Records for the task:

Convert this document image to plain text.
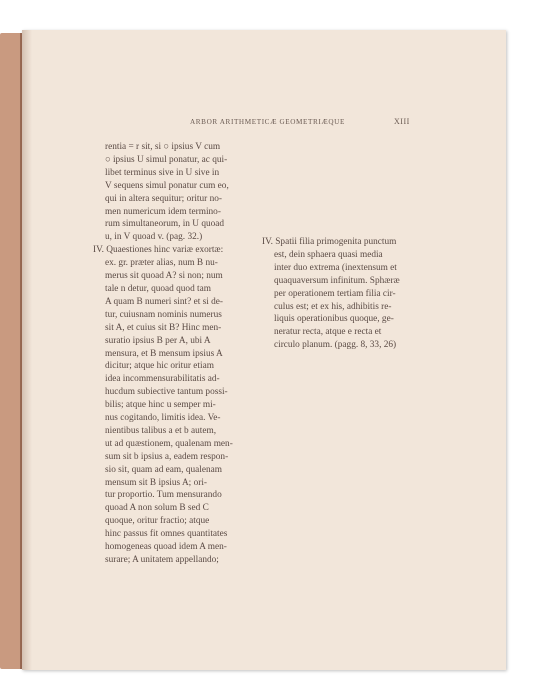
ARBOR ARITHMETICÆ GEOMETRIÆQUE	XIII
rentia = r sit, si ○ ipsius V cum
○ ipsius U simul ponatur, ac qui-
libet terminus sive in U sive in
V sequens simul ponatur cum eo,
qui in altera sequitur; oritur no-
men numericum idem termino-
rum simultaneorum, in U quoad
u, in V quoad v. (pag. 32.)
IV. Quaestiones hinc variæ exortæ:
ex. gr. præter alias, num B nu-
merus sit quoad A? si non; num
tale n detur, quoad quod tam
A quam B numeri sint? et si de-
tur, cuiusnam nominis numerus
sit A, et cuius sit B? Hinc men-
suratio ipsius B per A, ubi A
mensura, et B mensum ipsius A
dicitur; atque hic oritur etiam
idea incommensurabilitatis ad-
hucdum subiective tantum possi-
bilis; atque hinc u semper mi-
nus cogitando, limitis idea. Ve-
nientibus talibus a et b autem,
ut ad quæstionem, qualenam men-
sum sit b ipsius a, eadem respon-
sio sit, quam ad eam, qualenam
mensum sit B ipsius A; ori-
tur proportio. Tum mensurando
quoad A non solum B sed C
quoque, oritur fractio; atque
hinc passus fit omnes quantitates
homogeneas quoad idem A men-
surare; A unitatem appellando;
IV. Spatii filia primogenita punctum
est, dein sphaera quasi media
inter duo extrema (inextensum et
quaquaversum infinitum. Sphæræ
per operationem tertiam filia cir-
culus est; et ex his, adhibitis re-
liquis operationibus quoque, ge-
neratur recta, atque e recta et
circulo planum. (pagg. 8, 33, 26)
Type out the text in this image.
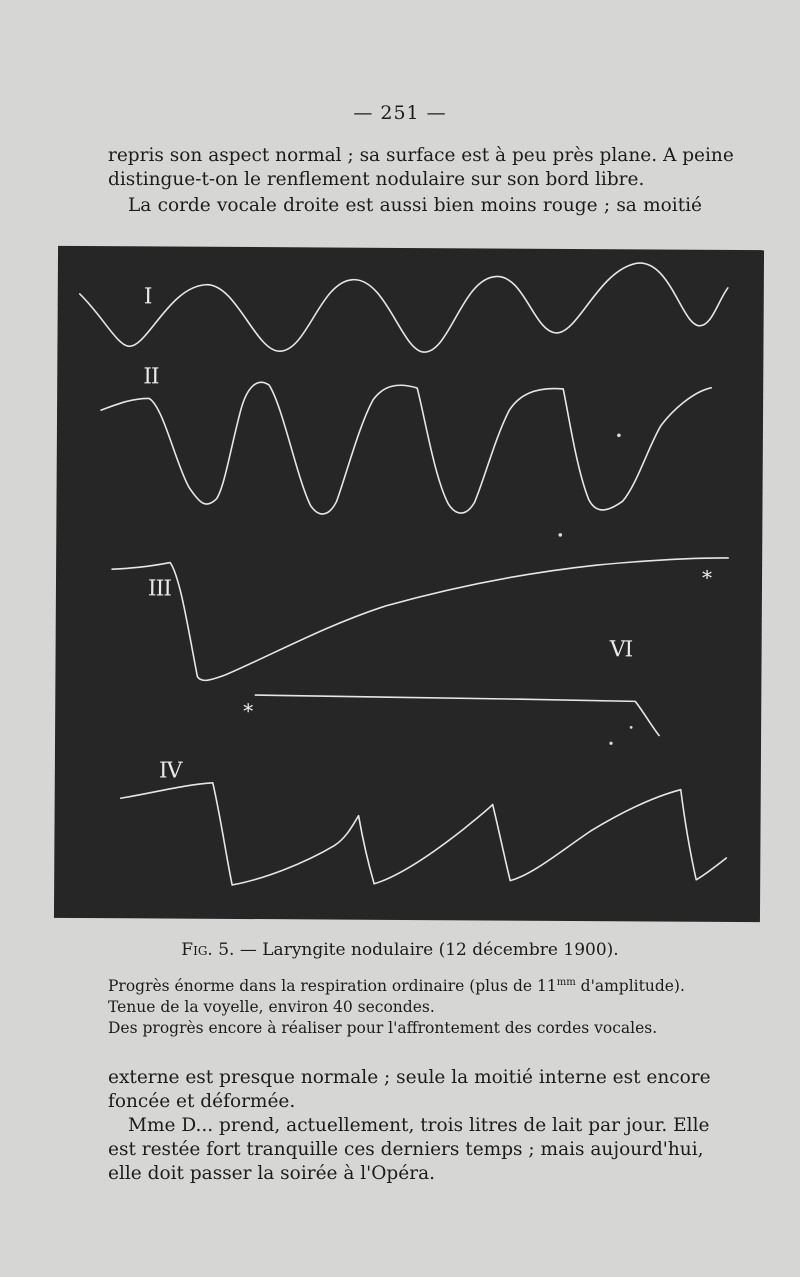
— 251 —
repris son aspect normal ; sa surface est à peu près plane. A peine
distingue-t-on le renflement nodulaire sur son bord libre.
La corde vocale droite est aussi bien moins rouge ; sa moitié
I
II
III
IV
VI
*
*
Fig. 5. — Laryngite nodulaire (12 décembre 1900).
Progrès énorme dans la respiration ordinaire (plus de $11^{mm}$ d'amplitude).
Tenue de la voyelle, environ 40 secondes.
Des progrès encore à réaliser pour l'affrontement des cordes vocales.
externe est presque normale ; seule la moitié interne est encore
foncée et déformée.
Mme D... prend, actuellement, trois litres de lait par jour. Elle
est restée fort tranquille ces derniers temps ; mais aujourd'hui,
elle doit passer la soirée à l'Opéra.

Objective: Using the records above, extract exactly and only the lines from the one with "Type out the text in this image." through the final line, inclusive, leaving out pictures.

Expected output:
Type out the text in this image.
— 251 —
repris son aspect normal ; sa surface est à peu près plane. A peine
distingue-t-on le renflement nodulaire sur son bord libre.
La corde vocale droite est aussi bien moins rouge ; sa moitié
I
II
III
IV
VI
*
*
Fig. 5. — Laryngite nodulaire (12 décembre 1900).
Progrès énorme dans la respiration ordinaire (plus de $11^{mm}$ d'amplitude).
Tenue de la voyelle, environ 40 secondes.
Des progrès encore à réaliser pour l'affrontement des cordes vocales.
externe est presque normale ; seule la moitié interne est encore
foncée et déformée.
Mme D... prend, actuellement, trois litres de lait par jour. Elle
est restée fort tranquille ces derniers temps ; mais aujourd'hui,
elle doit passer la soirée à l'Opéra.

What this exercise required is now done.